● **THE TASK**
Search the records for "ターゲット" and copy each line that holds it.

● **EXTRACTED ENTRIES**

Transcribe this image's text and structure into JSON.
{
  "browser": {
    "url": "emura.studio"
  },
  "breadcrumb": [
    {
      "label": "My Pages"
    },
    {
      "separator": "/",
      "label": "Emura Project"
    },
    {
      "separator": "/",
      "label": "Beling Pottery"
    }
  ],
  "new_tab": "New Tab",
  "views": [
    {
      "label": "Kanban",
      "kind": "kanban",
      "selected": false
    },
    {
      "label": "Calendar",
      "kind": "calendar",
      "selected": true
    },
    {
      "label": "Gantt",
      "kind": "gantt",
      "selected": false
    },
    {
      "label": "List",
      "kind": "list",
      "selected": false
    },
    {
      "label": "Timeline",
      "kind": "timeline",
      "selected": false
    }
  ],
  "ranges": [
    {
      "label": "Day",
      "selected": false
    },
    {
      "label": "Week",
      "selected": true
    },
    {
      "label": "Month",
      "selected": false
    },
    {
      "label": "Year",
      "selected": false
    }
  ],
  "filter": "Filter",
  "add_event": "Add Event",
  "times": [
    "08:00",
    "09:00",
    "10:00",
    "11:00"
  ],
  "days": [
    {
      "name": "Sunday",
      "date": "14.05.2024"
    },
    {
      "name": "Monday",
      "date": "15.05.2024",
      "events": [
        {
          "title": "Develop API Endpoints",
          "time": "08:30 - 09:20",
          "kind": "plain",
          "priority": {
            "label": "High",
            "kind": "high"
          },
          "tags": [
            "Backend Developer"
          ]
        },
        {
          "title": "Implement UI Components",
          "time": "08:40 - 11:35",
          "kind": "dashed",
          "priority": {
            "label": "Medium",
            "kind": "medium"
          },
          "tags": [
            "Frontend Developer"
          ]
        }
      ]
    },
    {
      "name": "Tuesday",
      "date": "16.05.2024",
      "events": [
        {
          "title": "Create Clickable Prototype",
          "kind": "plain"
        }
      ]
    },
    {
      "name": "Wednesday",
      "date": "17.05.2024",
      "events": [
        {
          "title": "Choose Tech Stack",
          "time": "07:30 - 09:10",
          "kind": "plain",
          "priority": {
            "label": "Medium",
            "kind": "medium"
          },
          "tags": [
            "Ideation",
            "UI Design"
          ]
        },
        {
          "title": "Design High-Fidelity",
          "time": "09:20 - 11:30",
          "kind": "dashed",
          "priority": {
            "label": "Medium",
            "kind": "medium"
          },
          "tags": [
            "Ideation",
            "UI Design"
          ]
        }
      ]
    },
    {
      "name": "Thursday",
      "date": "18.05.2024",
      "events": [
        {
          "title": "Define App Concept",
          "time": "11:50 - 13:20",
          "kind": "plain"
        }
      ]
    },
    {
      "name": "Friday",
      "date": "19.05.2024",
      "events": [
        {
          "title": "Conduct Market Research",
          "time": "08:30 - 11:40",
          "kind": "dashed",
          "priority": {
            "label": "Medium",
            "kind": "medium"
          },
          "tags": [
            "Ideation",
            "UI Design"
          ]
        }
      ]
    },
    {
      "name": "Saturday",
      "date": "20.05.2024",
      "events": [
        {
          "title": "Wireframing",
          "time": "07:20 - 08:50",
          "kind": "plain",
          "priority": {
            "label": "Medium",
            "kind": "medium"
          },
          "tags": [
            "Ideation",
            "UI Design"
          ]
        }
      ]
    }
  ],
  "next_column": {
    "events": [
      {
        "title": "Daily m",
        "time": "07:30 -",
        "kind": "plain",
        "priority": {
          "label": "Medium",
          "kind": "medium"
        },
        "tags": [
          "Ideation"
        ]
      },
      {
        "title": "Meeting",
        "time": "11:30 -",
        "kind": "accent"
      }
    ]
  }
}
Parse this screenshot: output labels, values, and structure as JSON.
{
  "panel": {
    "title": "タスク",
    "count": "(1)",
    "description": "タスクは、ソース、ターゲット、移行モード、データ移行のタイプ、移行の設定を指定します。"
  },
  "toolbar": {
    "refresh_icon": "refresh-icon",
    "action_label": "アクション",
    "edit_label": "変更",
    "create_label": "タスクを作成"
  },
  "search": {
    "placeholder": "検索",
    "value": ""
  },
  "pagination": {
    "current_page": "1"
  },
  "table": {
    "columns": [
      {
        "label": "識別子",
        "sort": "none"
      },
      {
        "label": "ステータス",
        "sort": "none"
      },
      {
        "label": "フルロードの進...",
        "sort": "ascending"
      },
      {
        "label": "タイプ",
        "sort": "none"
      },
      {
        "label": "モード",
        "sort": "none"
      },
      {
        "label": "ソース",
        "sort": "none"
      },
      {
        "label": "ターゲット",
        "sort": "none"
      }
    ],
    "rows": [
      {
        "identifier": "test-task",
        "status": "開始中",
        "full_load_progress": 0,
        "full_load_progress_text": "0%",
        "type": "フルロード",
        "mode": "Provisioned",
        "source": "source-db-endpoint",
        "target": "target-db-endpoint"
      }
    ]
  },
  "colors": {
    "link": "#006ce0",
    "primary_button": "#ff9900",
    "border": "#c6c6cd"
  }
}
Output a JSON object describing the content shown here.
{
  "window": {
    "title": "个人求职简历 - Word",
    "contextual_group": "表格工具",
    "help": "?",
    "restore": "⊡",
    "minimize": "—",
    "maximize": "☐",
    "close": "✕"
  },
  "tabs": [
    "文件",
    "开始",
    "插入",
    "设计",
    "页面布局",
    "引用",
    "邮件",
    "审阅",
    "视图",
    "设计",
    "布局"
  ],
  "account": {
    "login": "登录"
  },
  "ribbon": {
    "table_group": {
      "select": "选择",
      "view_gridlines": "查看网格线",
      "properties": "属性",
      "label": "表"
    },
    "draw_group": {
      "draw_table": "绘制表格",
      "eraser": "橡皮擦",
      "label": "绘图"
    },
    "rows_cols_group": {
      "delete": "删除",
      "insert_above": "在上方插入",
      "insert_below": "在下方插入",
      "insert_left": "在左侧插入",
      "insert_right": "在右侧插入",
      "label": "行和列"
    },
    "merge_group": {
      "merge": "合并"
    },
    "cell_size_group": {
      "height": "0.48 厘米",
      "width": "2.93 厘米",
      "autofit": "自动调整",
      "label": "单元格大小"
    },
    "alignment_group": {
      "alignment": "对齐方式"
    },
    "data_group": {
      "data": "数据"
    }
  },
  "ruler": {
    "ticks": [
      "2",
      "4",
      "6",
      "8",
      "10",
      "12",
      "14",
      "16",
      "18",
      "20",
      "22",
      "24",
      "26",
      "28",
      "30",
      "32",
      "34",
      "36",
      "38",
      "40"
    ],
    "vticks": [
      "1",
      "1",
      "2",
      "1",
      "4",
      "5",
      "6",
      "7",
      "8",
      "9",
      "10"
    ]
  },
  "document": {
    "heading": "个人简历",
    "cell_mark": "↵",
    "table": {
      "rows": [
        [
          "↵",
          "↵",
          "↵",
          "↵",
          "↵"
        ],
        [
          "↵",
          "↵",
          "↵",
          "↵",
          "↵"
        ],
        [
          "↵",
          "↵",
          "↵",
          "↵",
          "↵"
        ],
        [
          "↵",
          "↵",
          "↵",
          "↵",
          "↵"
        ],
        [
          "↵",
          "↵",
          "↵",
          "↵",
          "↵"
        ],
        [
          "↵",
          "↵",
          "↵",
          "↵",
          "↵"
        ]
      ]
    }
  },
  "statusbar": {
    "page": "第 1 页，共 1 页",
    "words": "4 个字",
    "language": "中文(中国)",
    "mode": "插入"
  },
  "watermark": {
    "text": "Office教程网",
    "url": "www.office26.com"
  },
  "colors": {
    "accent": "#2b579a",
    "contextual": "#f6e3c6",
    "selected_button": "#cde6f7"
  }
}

● **EXERCISE RESULT**
    "description": "タスクは、ソース、ターゲット、移行モード、データ移行のタイプ、移行の設定を指定します。"
        "label": "ターゲット",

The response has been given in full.